Exercise → Report, as a bare number, how many lines of the material below contain the word "TEST".

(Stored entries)
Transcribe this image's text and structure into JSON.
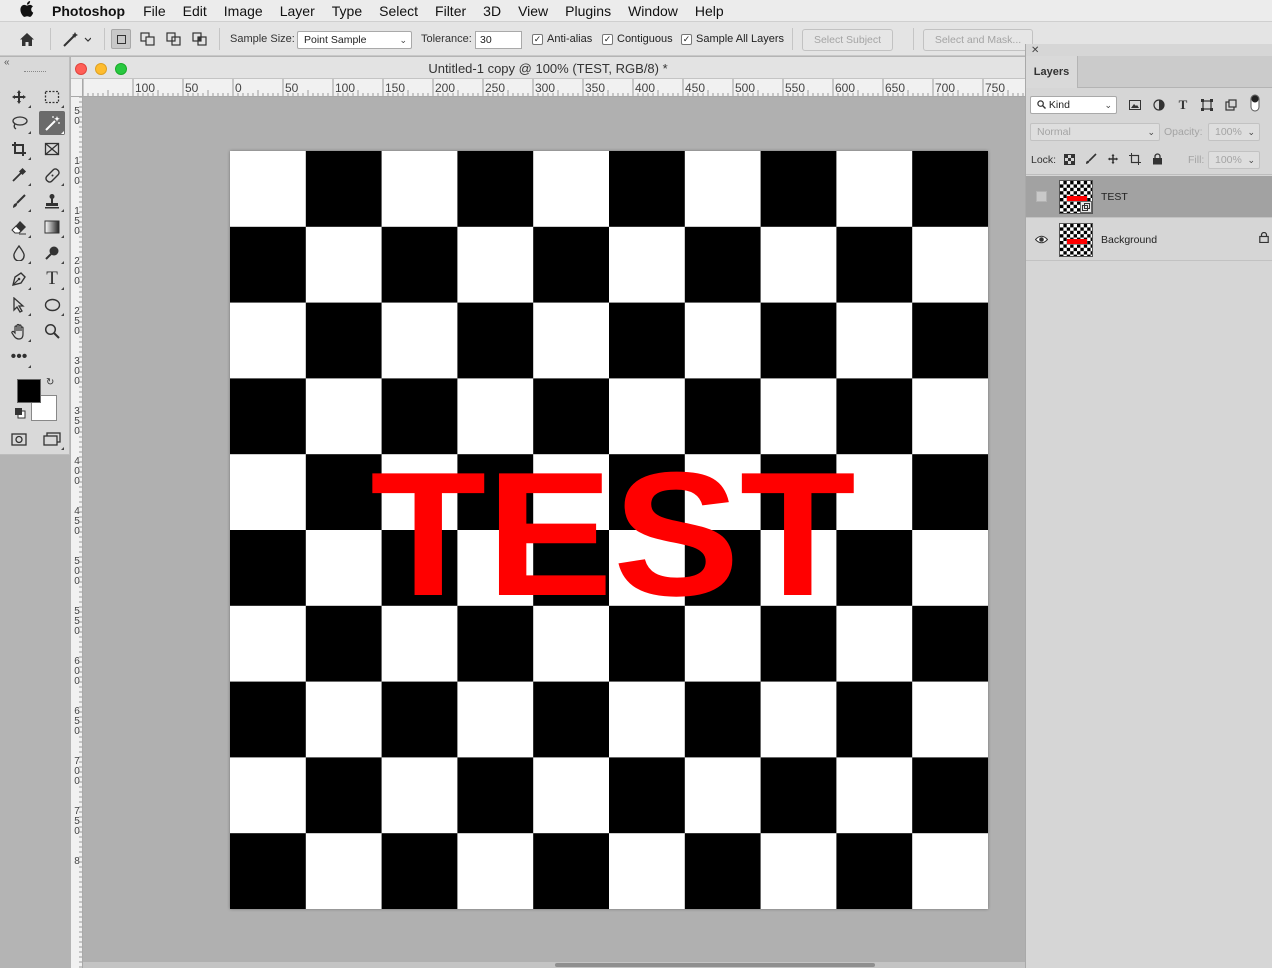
{
  "menubar": {
    "app": "Photoshop",
    "items": [
      "File",
      "Edit",
      "Image",
      "Layer",
      "Type",
      "Select",
      "Filter",
      "3D",
      "View",
      "Plugins",
      "Window",
      "Help"
    ]
  },
  "options": {
    "sample_size_label": "Sample Size:",
    "sample_size_value": "Point Sample",
    "tolerance_label": "Tolerance:",
    "tolerance_value": "30",
    "anti_alias": "Anti-alias",
    "contiguous": "Contiguous",
    "sample_all_layers": "Sample All Layers",
    "select_subject": "Select Subject",
    "select_and_mask": "Select and Mask..."
  },
  "document": {
    "title": "Untitled-1 copy @ 100% (TEST, RGB/8) *",
    "canvas_text": "TEST",
    "text_color": "#ff0000",
    "h_ruler_labels": [
      "100",
      "50",
      "0",
      "50",
      "100",
      "150",
      "200",
      "250",
      "300",
      "350",
      "400",
      "450",
      "500",
      "550",
      "600",
      "650",
      "700",
      "750"
    ],
    "v_ruler_labels": [
      "50",
      "100",
      "150",
      "200",
      "250",
      "300",
      "350",
      "400",
      "450",
      "500",
      "550",
      "600",
      "650",
      "700",
      "750",
      "8"
    ]
  },
  "layers_panel": {
    "tab": "Layers",
    "filter_value": "Kind",
    "blend_mode": "Normal",
    "opacity_label": "Opacity:",
    "opacity_value": "100%",
    "lock_label": "Lock:",
    "fill_label": "Fill:",
    "fill_value": "100%",
    "layers": [
      {
        "name": "TEST",
        "selected": true
      },
      {
        "name": "Background",
        "selected": false,
        "locked": true
      }
    ]
  }
}
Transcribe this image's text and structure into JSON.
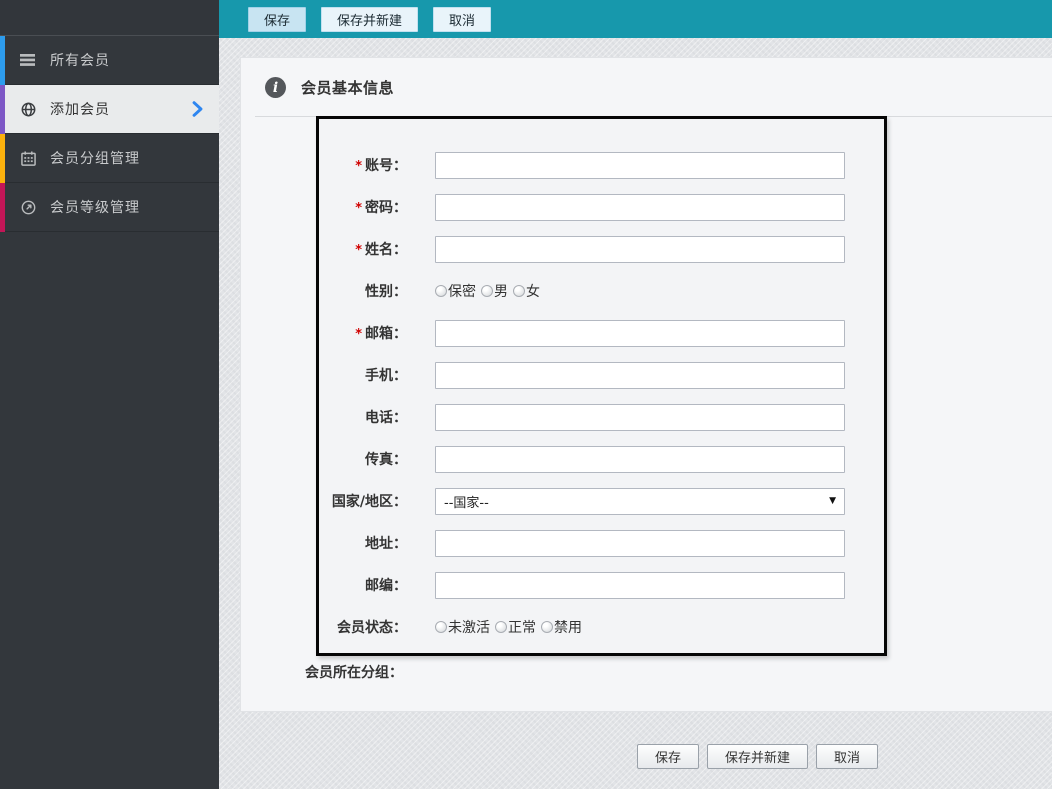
{
  "sidebar": {
    "items": [
      {
        "label": "所有会员",
        "icon": "list-icon",
        "accent": "#2d9ced",
        "active": false
      },
      {
        "label": "添加会员",
        "icon": "globe-icon",
        "accent": "#7d57c5",
        "active": true
      },
      {
        "label": "会员分组管理",
        "icon": "calendar-icon",
        "accent": "#fcb10d",
        "active": false
      },
      {
        "label": "会员等级管理",
        "icon": "gauge-icon",
        "accent": "#c31657",
        "active": false
      }
    ]
  },
  "topbar": {
    "background": "#1798ac",
    "buttons": [
      {
        "label": "保存"
      },
      {
        "label": "保存并新建"
      },
      {
        "label": "取消"
      }
    ]
  },
  "panel": {
    "title": "会员基本信息",
    "required_mark": "*",
    "fields": [
      {
        "label": "账号：",
        "required": true,
        "type": "text"
      },
      {
        "label": "密码：",
        "required": true,
        "type": "text"
      },
      {
        "label": "姓名：",
        "required": true,
        "type": "text"
      },
      {
        "label": "性别：",
        "required": false,
        "type": "radio",
        "options": [
          "保密",
          "男",
          "女"
        ]
      },
      {
        "label": "邮箱：",
        "required": true,
        "type": "text"
      },
      {
        "label": "手机：",
        "required": false,
        "type": "text"
      },
      {
        "label": "电话：",
        "required": false,
        "type": "text"
      },
      {
        "label": "传真：",
        "required": false,
        "type": "text"
      },
      {
        "label": "国家/地区：",
        "required": false,
        "type": "select",
        "value": "--国家--"
      },
      {
        "label": "地址：",
        "required": false,
        "type": "text"
      },
      {
        "label": "邮编：",
        "required": false,
        "type": "text"
      },
      {
        "label": "会员状态：",
        "required": false,
        "type": "radio",
        "options": [
          "未激活",
          "正常",
          "禁用"
        ]
      }
    ],
    "group_label": "会员所在分组："
  },
  "footer": {
    "buttons": [
      {
        "label": "保存"
      },
      {
        "label": "保存并新建"
      },
      {
        "label": "取消"
      }
    ]
  }
}
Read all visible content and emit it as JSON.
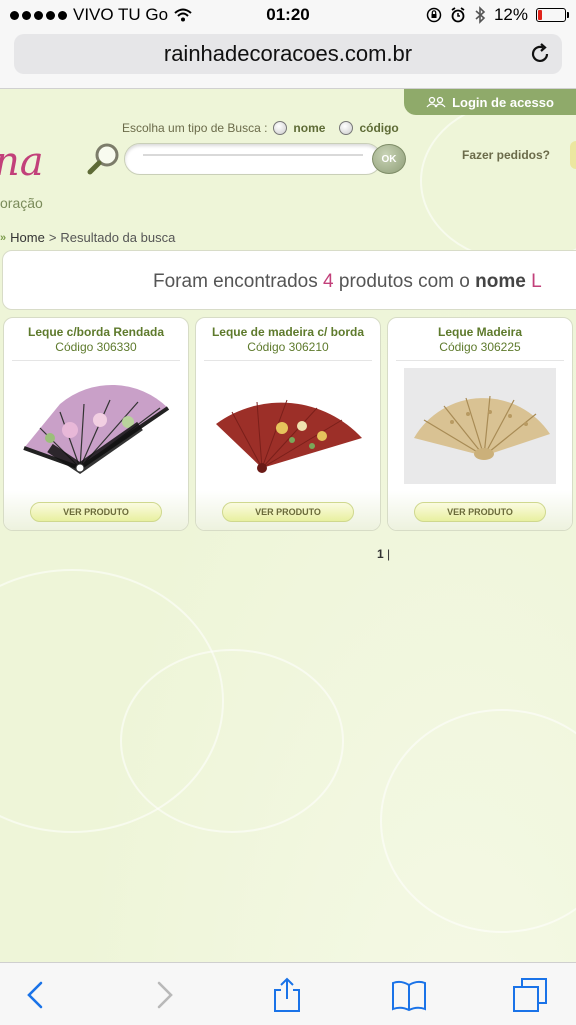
{
  "status_bar": {
    "carrier": "VIVO TU Go",
    "time": "01:20",
    "battery": "12%"
  },
  "address_bar": {
    "url": "rainhadecoracoes.com.br"
  },
  "header": {
    "login_label": "Login de acesso",
    "logo_text_top": "na",
    "logo_text_bottom": "oração",
    "search_type_label": "Escolha um tipo de Busca :",
    "radio_nome": "nome",
    "radio_codigo": "código",
    "ok_label": "OK",
    "fazer_pedidos": "Fazer pedidos?"
  },
  "breadcrumb": {
    "arrow": "»",
    "home": "Home",
    "separator": ">",
    "current": "Resultado da busca"
  },
  "results": {
    "prefix": "Foram encontrados",
    "count": "4",
    "middle": "produtos com o",
    "field": "nome",
    "term": "L"
  },
  "products": [
    {
      "name": "Leque c/borda Rendada",
      "code": "Código 306330",
      "button": "VER PRODUTO"
    },
    {
      "name": "Leque de madeira c/ borda",
      "code": "Código 306210",
      "button": "VER PRODUTO"
    },
    {
      "name": "Leque Madeira",
      "code": "Código 306225",
      "button": "VER PRODUTO"
    }
  ],
  "pagination": {
    "current": "1",
    "separator": "|"
  },
  "colors": {
    "background": "#eef5d8",
    "accent_green": "#8faa6a",
    "accent_pink": "#c2407a"
  }
}
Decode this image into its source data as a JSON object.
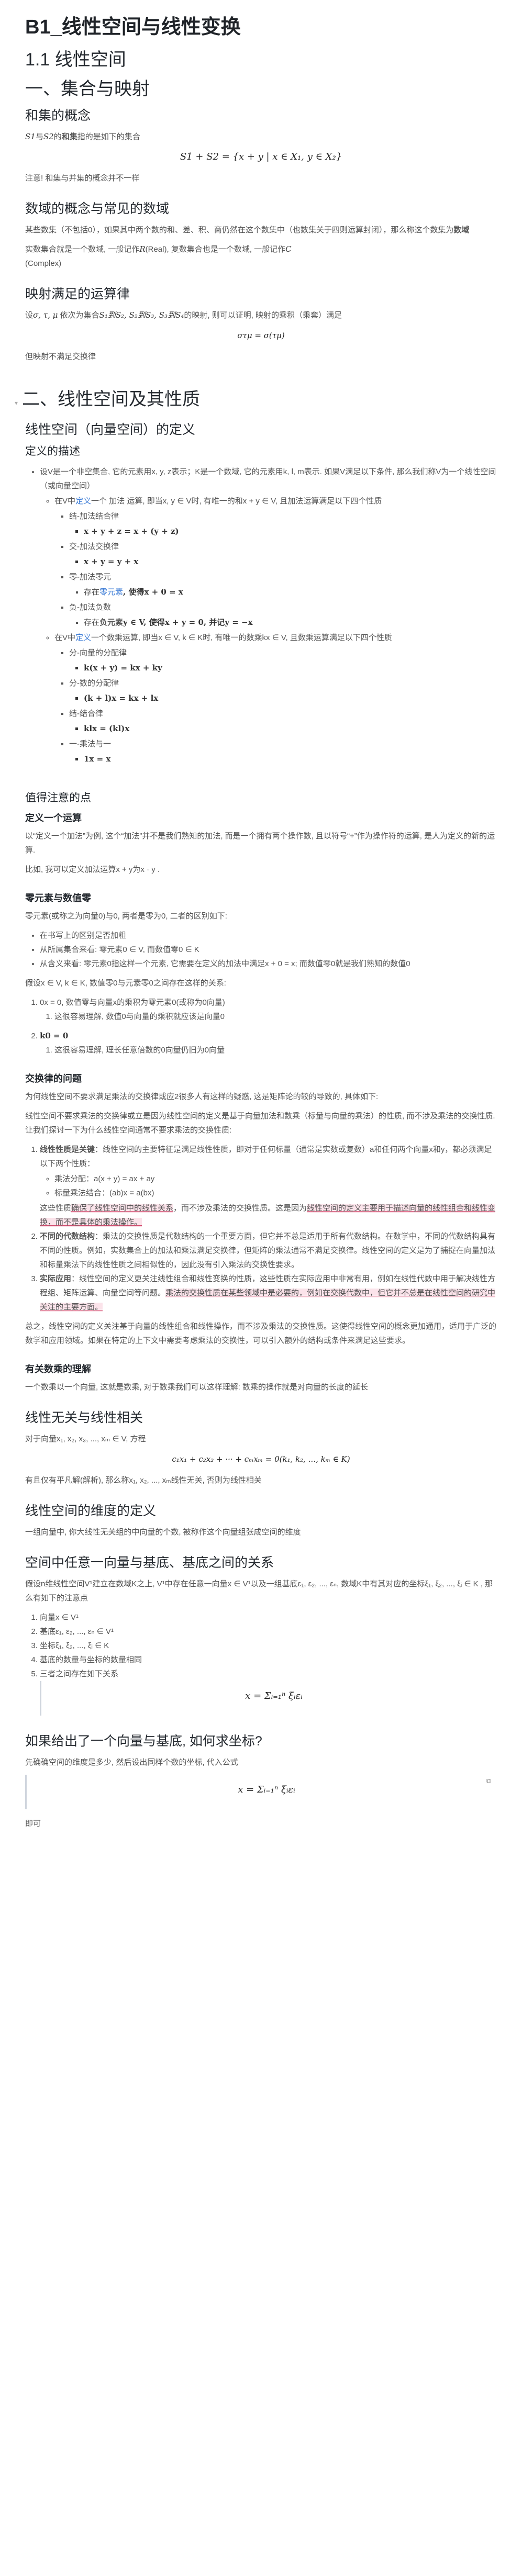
{
  "title": "B1_线性空间与线性变换",
  "h_1_1": "1.1 线性空间",
  "h_set": "一、集合与映射",
  "h_sum": "和集的概念",
  "p_sum_a": "S1",
  "p_sum_b": "与",
  "p_sum_c": "S2",
  "p_sum_d": "的",
  "p_sum_e": "和集",
  "p_sum_f": "指的是如下的集合",
  "eq_sum": "S1 + S2 = {x + y | x ∈ X₁, y ∈ X₂}",
  "p_note_sum": "注意! 和集与并集的概念并不一样",
  "h_numfield": "数域的概念与常见的数域",
  "p_nf1": "某些数集（不包括0），如果其中两个数的和、差、积、商仍然在这个数集中（也数集关于四则运算封闭），那么称这个数集为",
  "p_nf1_b": "数域",
  "p_nf2": "实数集合就是一个数域, 一般记作",
  "p_nf2_m1": "R",
  "p_nf2_b": "(Real), 复数集合也是一个数域, 一般记作",
  "p_nf2_m2": "C",
  "p_nf2_c": "(Complex)",
  "h_map": "映射满足的运算律",
  "p_map1": "设",
  "p_map1_m": "σ, τ, μ",
  "p_map1_b": " 依次为集合",
  "p_map1_c": "S₁到S₂, S₂到S₃, S₃到S₄",
  "p_map1_d": "的映射, 则可以证明, 映射的乘积（乘套）满足",
  "eq_map": "στμ = σ(τμ)",
  "p_map2": "但映射不满足交换律",
  "h_linsp": "二、线性空间及其性质",
  "h_lindef": "线性空间（向量空间）的定义",
  "h_defdesc": "定义的描述",
  "def_intro": "设V是一个非空集合, 它的元素用x, y, z表示；K是一个数域, 它的元素用k, l, m表示. 如果V满足以下条件, 那么我们称V为一个线性空间（或向量空间）",
  "def_add_a": "在V中",
  "def_add_link": "定义",
  "def_add_b": "一个 加法 运算, 即当x, y ∈ V时, 有唯一的和x + y ∈ V, 且加法运算满足以下四个性质",
  "def_add_items": [
    "结-加法结合律",
    "x + y + z = x + (y + z)",
    "交-加法交换律",
    "x + y = y + x",
    "零-加法零元",
    "存在",
    "零元素",
    ", 使得x + 0 = x",
    "负-加法负数",
    "存在",
    "负元素",
    "y ∈ V, 使得x + y = 0, 并记y = −x"
  ],
  "def_mul_a": "在V中",
  "def_mul_link": "定义",
  "def_mul_b": "一个数乘运算, 即当x ∈ V, k ∈ K时, 有唯一的数乘kx ∈ V, 且数乘运算满足以下四个性质",
  "def_mul_items": [
    "分-向量的分配律",
    "k(x + y) = kx + ky",
    "分-数的分配律",
    "(k + l)x = kx + lx",
    "结-结合律",
    "klx = (kl)x",
    "一-乘法与一",
    "1x = x"
  ],
  "h_notice": "值得注意的点",
  "h_defop": "定义一个运算",
  "p_defop1": "以“定义一个加法”为例, 这个“加法”并不是我们熟知的加法, 而是一个拥有两个操作数, 且以符号“+”作为操作符的运算, 是人为定义的新的运算.",
  "p_defop2": "比如, 我可以定义加法运算x + y为x · y .",
  "h_zero": "零元素与数值零",
  "p_zero1": "零元素(或称之为向量0)与0, 两者是零为0, 二者的区别如下:",
  "zero_list": [
    "在书写上的区别是否加粗",
    "从所属集合来看: 零元素0 ∈ V, 而数值零0 ∈ K",
    "从含义来看: 零元素0指这样一个元素, 它需要在定义的加法中满足x + 0 = x; 而数值零0就是我们熟知的数值0"
  ],
  "p_zero2": "假设x ∈ V, k ∈ K, 数值零0与元素零0之间存在这样的关系:",
  "zero_ol1": "0x = 0, 数值零与向量x的乘积为零元素0(或称为0向量)",
  "zero_ol1_sub": "这很容易理解, 数值0与向量的乘积就应该是向量0",
  "zero_ol2": "k0 = 0",
  "zero_ol2_sub": "这很容易理解, 理长任意倍数的0向量仍旧为0向量",
  "h_comm": "交换律的问题",
  "p_comm1": "为何线性空间不要求满足乘法的交换律或应2很多人有这样的疑惑, 这是矩阵论的较的导致的, 具体如下:",
  "p_comm2": "线性空间不要求乘法的交换律或立是因为线性空间的定义是基于向量加法和数乘（标量与向量的乘法）的性质, 而不涉及乘法的交换性质. 让我们探讨一下为什么线性空间通常不要求乘法的交换性质:",
  "comm_li1_b": "线性性质是关键",
  "comm_li1": "：线性空间的主要特征是满足线性性质，即对于任何标量（通常是实数或复数）a和任何两个向量x和y，都必须满足以下两个性质：",
  "comm_sub": [
    "乘法分配：a(x + y) = ax + ay",
    "标量乘法结合：(ab)x = a(bx)"
  ],
  "comm_li1_tail_a": "这些性质",
  "comm_li1_tail_hl": "确保了线性空间中的线性关系",
  "comm_li1_tail_b": "，而不涉及乘法的交换性质。这是因为",
  "comm_li1_tail_c": "线性空间的定义主要用于描述向量的线性组合和线性变换，而不是具体的乘法操作。",
  "comm_li2_b": "不同的代数结构",
  "comm_li2": "：乘法的交换性质是代数结构的一个重要方面，但它并不总是适用于所有代数结构。在数学中，不同的代数结构具有不同的性质。例如，实数集合上的加法和乘法满足交换律，但矩阵的乘法通常不满足交换律。线性空间的定义是为了捕捉在向量加法和标量乘法下的线性性质之间相似性的，因此没有引入乘法的交换性要求。",
  "comm_li3_b": "实际应用",
  "comm_li3_a": "：线性空间的定义更关注线性组合和线性变换的性质，这些性质在实际应用中非常有用，例如在线性代数中用于解决线性方程组、矩阵运算、向量空间等问题。",
  "comm_li3_c": "乘法的交换性质在某些领域中是必要的，例如在交换代数中，但它并不总是在线性空间的研究中关注的主要方面。",
  "p_comm3": "总之，线性空间的定义关注基于向量的线性组合和线性操作，而不涉及乘法的交换性质。这使得线性空间的概念更加通用，适用于广泛的数学和应用领域。如果在特定的上下文中需要考虑乘法的交换性，可以引入额外的结构或条件来满足这些要求。",
  "h_vecnum": "有关数乘的理解",
  "p_vecnum": "一个数乘以一个向量, 这就是数乘, 对于数乘我们可以这样理解: 数乘的操作就是对向量的长度的延长",
  "h_lindep": "线性无关与线性相关",
  "p_lindep1": "对于向量x₁, x₂, x₃, ..., xₘ ∈ V, 方程",
  "eq_lindep": "c₁x₁ + c₂x₂ + ··· + cₘxₘ = 0(k₁, k₂, ..., kₘ ∈ K)",
  "p_lindep2": "有且仅有平凡解(解析), 那么称x₁, x₂, ..., xₘ线性无关, 否则为线性相关",
  "h_dim": "线性空间的维度的定义",
  "p_dim": "一组向量中, 你大线性无关组的中向量的个数, 被称作这个向量组张成空间的维度",
  "h_basis": "空间中任意一向量与基底、基底之间的关系",
  "p_basis1": "假设n维线性空间V¹建立在数域K之上, V¹中存在任意一向量x ∈ V¹以及一组基底ε₁, ε₂, ..., εₙ, 数域K中有其对应的坐标ξ₁, ξ₂, ..., ξᵢ ∈ K , 那么有如下的注意点",
  "basis_list": [
    "向量x ∈ V¹",
    "基底ε₁, ε₂, ..., εₙ ∈ V¹",
    "坐标ξ₁, ξ₂, ..., ξᵢ ∈ K",
    "基底的数量与坐标的数量相同",
    "三者之间存在如下关系"
  ],
  "eq_basis": "x = Σᵢ₌₁ⁿ ξᵢεᵢ",
  "h_find": "如果给出了一个向量与基底, 如何求坐标?",
  "p_find1": "先确确空间的维度是多少, 然后设出同样个数的坐标, 代入公式",
  "eq_find": "x = Σᵢ₌₁ⁿ ξᵢεᵢ",
  "p_find2": "即可",
  "code_copy_icon": "copy-icon"
}
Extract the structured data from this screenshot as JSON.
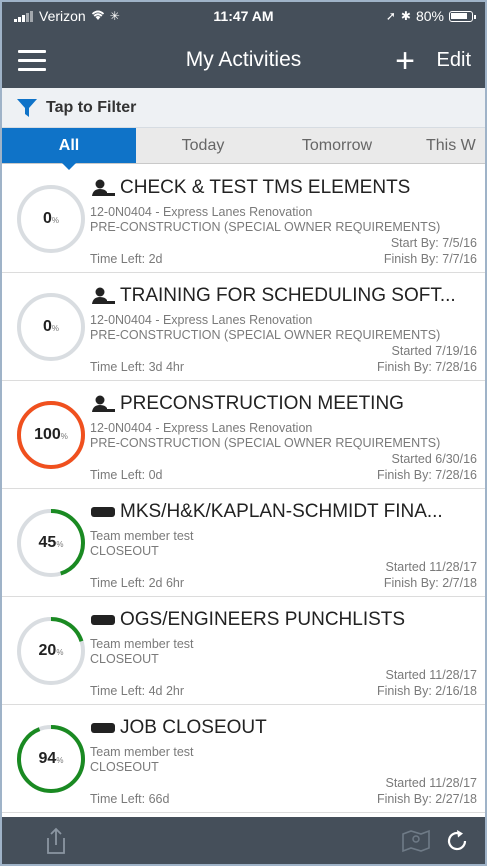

The completed task → 3